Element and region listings

+ + + +

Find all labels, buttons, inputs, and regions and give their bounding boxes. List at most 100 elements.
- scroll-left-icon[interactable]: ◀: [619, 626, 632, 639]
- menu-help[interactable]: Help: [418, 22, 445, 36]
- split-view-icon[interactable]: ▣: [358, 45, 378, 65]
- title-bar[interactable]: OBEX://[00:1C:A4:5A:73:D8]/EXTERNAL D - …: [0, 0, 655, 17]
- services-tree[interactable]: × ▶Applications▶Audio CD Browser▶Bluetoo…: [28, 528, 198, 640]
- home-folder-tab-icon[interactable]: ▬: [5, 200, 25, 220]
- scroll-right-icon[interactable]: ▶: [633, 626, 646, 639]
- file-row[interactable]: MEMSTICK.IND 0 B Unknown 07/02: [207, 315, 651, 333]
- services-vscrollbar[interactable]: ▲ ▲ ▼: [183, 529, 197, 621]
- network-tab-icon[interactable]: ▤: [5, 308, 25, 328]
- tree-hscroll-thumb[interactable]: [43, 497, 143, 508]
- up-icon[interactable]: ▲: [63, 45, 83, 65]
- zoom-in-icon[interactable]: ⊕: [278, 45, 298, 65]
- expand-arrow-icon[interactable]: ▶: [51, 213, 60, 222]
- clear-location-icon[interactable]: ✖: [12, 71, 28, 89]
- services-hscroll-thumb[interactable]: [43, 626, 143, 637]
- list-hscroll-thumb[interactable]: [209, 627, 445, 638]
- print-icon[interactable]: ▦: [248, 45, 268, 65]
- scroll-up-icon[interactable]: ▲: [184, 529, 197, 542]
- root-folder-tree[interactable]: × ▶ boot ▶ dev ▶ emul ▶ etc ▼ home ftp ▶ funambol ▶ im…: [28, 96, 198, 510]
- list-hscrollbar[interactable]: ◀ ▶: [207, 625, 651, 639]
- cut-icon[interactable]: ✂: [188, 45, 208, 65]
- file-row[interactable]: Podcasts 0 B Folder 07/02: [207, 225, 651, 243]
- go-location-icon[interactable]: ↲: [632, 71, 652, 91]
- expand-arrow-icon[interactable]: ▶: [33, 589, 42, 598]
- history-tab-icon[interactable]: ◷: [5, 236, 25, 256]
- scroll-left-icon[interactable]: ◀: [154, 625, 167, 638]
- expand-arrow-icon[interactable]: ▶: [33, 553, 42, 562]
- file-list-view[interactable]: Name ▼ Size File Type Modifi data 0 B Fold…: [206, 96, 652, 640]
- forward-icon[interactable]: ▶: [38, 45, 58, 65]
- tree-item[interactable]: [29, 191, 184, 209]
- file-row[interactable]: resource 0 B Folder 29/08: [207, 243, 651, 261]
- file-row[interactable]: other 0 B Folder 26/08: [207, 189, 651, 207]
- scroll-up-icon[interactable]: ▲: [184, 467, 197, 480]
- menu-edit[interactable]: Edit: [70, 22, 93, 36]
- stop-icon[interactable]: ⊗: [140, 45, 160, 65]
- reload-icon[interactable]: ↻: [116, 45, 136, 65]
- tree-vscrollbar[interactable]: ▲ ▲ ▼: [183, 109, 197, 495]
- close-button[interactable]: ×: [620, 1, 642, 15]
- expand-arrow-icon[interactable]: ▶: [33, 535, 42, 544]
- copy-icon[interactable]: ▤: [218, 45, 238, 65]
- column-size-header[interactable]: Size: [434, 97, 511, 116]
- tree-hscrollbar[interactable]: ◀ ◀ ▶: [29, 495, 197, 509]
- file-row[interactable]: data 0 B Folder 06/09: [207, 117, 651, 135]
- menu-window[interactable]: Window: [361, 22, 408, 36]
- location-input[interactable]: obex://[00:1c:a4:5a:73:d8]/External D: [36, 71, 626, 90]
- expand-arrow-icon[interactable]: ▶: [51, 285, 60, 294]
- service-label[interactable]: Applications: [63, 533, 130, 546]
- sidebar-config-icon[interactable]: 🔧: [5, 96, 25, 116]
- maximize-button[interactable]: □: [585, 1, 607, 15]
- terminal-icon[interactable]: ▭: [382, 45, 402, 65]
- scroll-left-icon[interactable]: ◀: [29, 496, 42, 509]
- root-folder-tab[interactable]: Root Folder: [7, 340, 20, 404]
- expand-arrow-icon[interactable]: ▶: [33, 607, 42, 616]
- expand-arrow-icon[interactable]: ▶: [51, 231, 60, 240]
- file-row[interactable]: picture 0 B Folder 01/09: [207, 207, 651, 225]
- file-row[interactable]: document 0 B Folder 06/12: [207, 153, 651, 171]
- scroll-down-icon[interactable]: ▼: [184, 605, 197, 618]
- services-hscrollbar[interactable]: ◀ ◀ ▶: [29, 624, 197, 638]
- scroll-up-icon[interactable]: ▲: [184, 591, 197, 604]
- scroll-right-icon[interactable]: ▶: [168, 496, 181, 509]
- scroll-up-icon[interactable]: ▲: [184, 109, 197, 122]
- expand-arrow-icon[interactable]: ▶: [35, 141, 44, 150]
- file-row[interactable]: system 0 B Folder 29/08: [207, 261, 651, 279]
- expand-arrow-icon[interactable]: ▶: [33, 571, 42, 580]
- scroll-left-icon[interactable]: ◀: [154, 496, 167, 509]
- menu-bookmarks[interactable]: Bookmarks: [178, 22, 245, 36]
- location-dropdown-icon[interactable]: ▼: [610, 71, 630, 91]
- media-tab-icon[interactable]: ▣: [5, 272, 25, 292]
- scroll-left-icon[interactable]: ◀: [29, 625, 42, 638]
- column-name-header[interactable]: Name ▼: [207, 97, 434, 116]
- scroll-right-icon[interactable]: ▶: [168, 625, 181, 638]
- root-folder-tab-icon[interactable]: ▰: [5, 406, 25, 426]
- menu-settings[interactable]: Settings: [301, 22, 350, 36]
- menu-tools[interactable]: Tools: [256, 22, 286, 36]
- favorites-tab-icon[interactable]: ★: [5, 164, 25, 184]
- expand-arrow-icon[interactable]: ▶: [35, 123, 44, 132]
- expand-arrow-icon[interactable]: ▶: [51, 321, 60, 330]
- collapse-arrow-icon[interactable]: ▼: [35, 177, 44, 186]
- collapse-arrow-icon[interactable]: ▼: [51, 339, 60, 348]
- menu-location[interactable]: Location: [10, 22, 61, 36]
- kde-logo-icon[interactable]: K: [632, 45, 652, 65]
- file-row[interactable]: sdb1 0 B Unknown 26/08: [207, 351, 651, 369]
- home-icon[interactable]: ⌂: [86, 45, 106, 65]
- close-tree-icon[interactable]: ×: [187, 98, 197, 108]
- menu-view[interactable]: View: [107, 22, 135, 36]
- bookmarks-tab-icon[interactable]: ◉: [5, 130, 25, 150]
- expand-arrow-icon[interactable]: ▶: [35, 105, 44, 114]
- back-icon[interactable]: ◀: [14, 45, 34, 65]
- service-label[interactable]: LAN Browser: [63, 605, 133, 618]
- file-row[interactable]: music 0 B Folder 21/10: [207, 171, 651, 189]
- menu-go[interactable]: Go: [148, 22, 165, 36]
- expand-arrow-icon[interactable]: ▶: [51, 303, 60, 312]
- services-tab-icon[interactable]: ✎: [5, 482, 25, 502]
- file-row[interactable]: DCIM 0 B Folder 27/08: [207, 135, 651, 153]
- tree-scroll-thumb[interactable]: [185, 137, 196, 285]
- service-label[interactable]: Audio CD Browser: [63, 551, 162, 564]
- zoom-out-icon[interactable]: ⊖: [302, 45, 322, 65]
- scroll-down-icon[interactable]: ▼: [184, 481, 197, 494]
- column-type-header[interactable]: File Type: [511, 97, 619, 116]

+ + + +

[Aim]: Give the lines of the material above as a Markdown table with the columns Row and Line, numbering each line in Row and leaving out blank lines.

[Written response]:
| Row | Line |
|---|---|
| 1 | Find all labels, buttons, inputs, and regions and give their bounding boxes. List at most 100 elements. |
| 2 | - scroll-left-icon[interactable]: ◀: [619, 626, 632, 639] |
| 3 | - menu-help[interactable]: Help: [418, 22, 445, 36] |
| 4 | - split-view-icon[interactable]: ▣: [358, 45, 378, 65] |
| 5 | - title-bar[interactable]: OBEX://[00:1C:A4:5A:73:D8]/EXTERNAL D - …: [0, 0, 655, 17] |
| 6 | - services-tree[interactable]: × ▶Applications▶Audio CD Browser▶Bluetoo…: [28, 528, 198, 640] |
| 7 | - home-folder-tab-icon[interactable]: ▬: [5, 200, 25, 220] |
| 8 | - scroll-right-icon[interactable]: ▶: [633, 626, 646, 639] |
| 9 | - file-row[interactable]: MEMSTICK.IND 0 B Unknown 07/02: [207, 315, 651, 333] |
| 10 | - services-vscrollbar[interactable]: ▲ ▲ ▼: [183, 529, 197, 621] |
| 11 | - network-tab-icon[interactable]: ▤: [5, 308, 25, 328] |
| 12 | - tree-hscroll-thumb[interactable]: [43, 497, 143, 508] |
| 13 | - up-icon[interactable]: ▲: [63, 45, 83, 65] |
| 14 | - zoom-in-icon[interactable]: ⊕: [278, 45, 298, 65] |
| 15 | - expand-arrow-icon[interactable]: ▶: [51, 213, 60, 222] |
| 16 | - clear-location-icon[interactable]: ✖: [12, 71, 28, 89] |
| 17 | - services-hscroll-thumb[interactable]: [43, 626, 143, 637] |
| 18 | - list-hscroll-thumb[interactable]: [209, 627, 445, 638] |
| 19 | - print-icon[interactable]: ▦: [248, 45, 268, 65] |
| 20 | - scroll-up-icon[interactable]: ▲: [184, 529, 197, 542] |
| 21 | - root-folder-tree[interactable]: × ▶ boot ▶ dev ▶ emul ▶ etc ▼ home ftp ▶ funambol ▶ im…: [28, 96, 198, 510] |
| 22 | - list-hscrollbar[interactable]: ◀ ▶: [207, 625, 651, 639] |
| 23 | - cut-icon[interactable]: ✂: [188, 45, 208, 65] |
| 24 | - file-row[interactable]: Podcasts 0 B Folder 07/02: [207, 225, 651, 243] |
| 25 | - go-location-icon[interactable]: ↲: [632, 71, 652, 91] |
| 26 | - expand-arrow-icon[interactable]: ▶: [33, 589, 42, 598] |
| 27 | - history-tab-icon[interactable]: ◷: [5, 236, 25, 256] |
| 28 | - scroll-left-icon[interactable]: ◀: [154, 625, 167, 638] |
| 29 | - expand-arrow-icon[interactable]: ▶: [33, 553, 42, 562] |
| 30 | - file-list-view[interactable]: Name ▼ Size File Type Modifi data 0 B Fold…: [206, 96, 652, 640] |
| 31 | - forward-icon[interactable]: ▶: [38, 45, 58, 65] |
| 32 | - tree-item[interactable]: [29, 191, 184, 209] |
| 33 | - file-row[interactable]: resource 0 B Folder 29/08: [207, 243, 651, 261] |
| 34 | - file-row[interactable]: other 0 B Folder 26/08: [207, 189, 651, 207] |
| 35 | - scroll-up-icon[interactable]: ▲: [184, 467, 197, 480] |
| 36 | - menu-edit[interactable]: Edit: [70, 22, 93, 36] |
| 37 | - stop-icon[interactable]: ⊗: [140, 45, 160, 65] |
| 38 | - reload-icon[interactable]: ↻: [116, 45, 136, 65] |
| 39 | - tree-vscrollbar[interactable]: ▲ ▲ ▼: [183, 109, 197, 495] |
| 40 | - close-button[interactable]: ×: [620, 1, 642, 15] |
| 41 | - expand-arrow-icon[interactable]: ▶: [33, 535, 42, 544] |
| 42 | - copy-icon[interactable]: ▤: [218, 45, 238, 65] |
| 43 | - column-size-header[interactable]: Size: [434, 97, 511, 116] |
| 44 | - tree-hscrollbar[interactable]: ◀ ◀ ▶: [29, 495, 197, 509] |
| 45 | - file-row[interactable]: data 0 B Folder 06/09: [207, 117, 651, 135] |
| 46 | - menu-window[interactable]: Window: [361, 22, 408, 36] |
| 47 | - location-input[interactable]: obex://[00:1c:a4:5a:73:d8]/External D: [36, 71, 626, 90] |
| 48 | - expand-arrow-icon[interactable]: ▶: [51, 285, 60, 294] |
| 49 | - service-label[interactable]: Applications: [63, 533, 130, 546] |
| 50 | - sidebar-config-icon[interactable]: 🔧: [5, 96, 25, 116] |
| 51 | - maximize-button[interactable]: □: [585, 1, 607, 15] |
| 52 | - terminal-icon[interactable]: ▭: [382, 45, 402, 65] |
| 53 | - scroll-left-icon[interactable]: ◀: [29, 496, 42, 509] |
| 54 | - root-folder-tab[interactable]: Root Folder: [7, 340, 20, 404] |
| 55 | - expand-arrow-icon[interactable]: ▶: [33, 607, 42, 616] |
| 56 | - expand-arrow-icon[interactable]: ▶: [51, 231, 60, 240] |
| 57 | - file-row[interactable]: picture 0 B Folder 01/09: [207, 207, 651, 225] |
| 58 | - file-row[interactable]: document 0 B Folder 06/12: [207, 153, 651, 171] |
| 59 | - scroll-down-icon[interactable]: ▼: [184, 605, 197, 618] |
| 60 | - services-hscrollbar[interactable]: ◀ ◀ ▶: [29, 624, 197, 638] |
| 61 | - scroll-up-icon[interactable]: ▲: [184, 591, 197, 604] |
| 62 | - scroll-right-icon[interactable]: ▶: [168, 496, 181, 509] |
| 63 | - scroll-up-icon[interactable]: ▲: [184, 109, 197, 122] |
| 64 | - expand-arrow-icon[interactable]: ▶: [35, 141, 44, 150] |
| 65 | - file-row[interactable]: system 0 B Folder 29/08: [207, 261, 651, 279] |
| 66 | - expand-arrow-icon[interactable]: ▶: [33, 571, 42, 580] |
| 67 | - scroll-left-icon[interactable]: ◀: [154, 496, 167, 509] |
| 68 | - menu-bookmarks[interactable]: Bookmarks: [178, 22, 245, 36] |
| 69 | - location-dropdown-icon[interactable]: ▼: [610, 71, 630, 91] |
| 70 | - media-tab-icon[interactable]: ▣: [5, 272, 25, 292] |
| 71 | - scroll-left-icon[interactable]: ◀: [29, 625, 42, 638] |
| 72 | - column-name-header[interactable]: Name ▼: [207, 97, 434, 116] |
| 73 | - scroll-right-icon[interactable]: ▶: [168, 625, 181, 638] |
| 74 | - root-folder-tab-icon[interactable]: ▰: [5, 406, 25, 426] |
| 75 | - menu-settings[interactable]: Settings: [301, 22, 350, 36] |
| 76 | - menu-tools[interactable]: Tools: [256, 22, 286, 36] |
| 77 | - favorites-tab-icon[interactable]: ★: [5, 164, 25, 184] |
| 78 | - expand-arrow-icon[interactable]: ▶: [35, 123, 44, 132] |
| 79 | - expand-arrow-icon[interactable]: ▶: [51, 321, 60, 330] |
| 80 | - collapse-arrow-icon[interactable]: ▼: [35, 177, 44, 186] |
| 81 | - collapse-arrow-icon[interactable]: ▼: [51, 339, 60, 348] |
| 82 | - menu-location[interactable]: Location: [10, 22, 61, 36] |
| 83 | - kde-logo-icon[interactable]: K: [632, 45, 652, 65] |
| 84 | - file-row[interactable]: sdb1 0 B Unknown 26/08: [207, 351, 651, 369] |
| 85 | - home-icon[interactable]: ⌂: [86, 45, 106, 65] |
| 86 | - close-tree-icon[interactable]: ×: [187, 98, 197, 108] |
| 87 | - menu-view[interactable]: View: [107, 22, 135, 36] |
| 88 | - bookmarks-tab-icon[interactable]: ◉: [5, 130, 25, 150] |
| 89 | - expand-arrow-icon[interactable]: ▶: [35, 105, 44, 114] |
| 90 | - back-icon[interactable]: ◀: [14, 45, 34, 65] |
| 91 | - service-label[interactable]: LAN Browser: [63, 605, 133, 618] |
| 92 | - file-row[interactable]: music 0 B Folder 21/10: [207, 171, 651, 189] |
| 93 | - menu-go[interactable]: Go: [148, 22, 165, 36] |
| 94 | - expand-arrow-icon[interactable]: ▶: [51, 303, 60, 312] |
| 95 | - services-tab-icon[interactable]: ✎: [5, 482, 25, 502] |
| 96 | - file-row[interactable]: DCIM 0 B Folder 27/08: [207, 135, 651, 153] |
| 97 | - tree-scroll-thumb[interactable]: [185, 137, 196, 285] |
| 98 | - service-label[interactable]: Audio CD Browser: [63, 551, 162, 564] |
| 99 | - zoom-out-icon[interactable]: ⊖: [302, 45, 322, 65] |
| 100 | - scroll-down-icon[interactable]: ▼: [184, 481, 197, 494] |
| 101 | - column-type-header[interactable]: File Type: [511, 97, 619, 116] |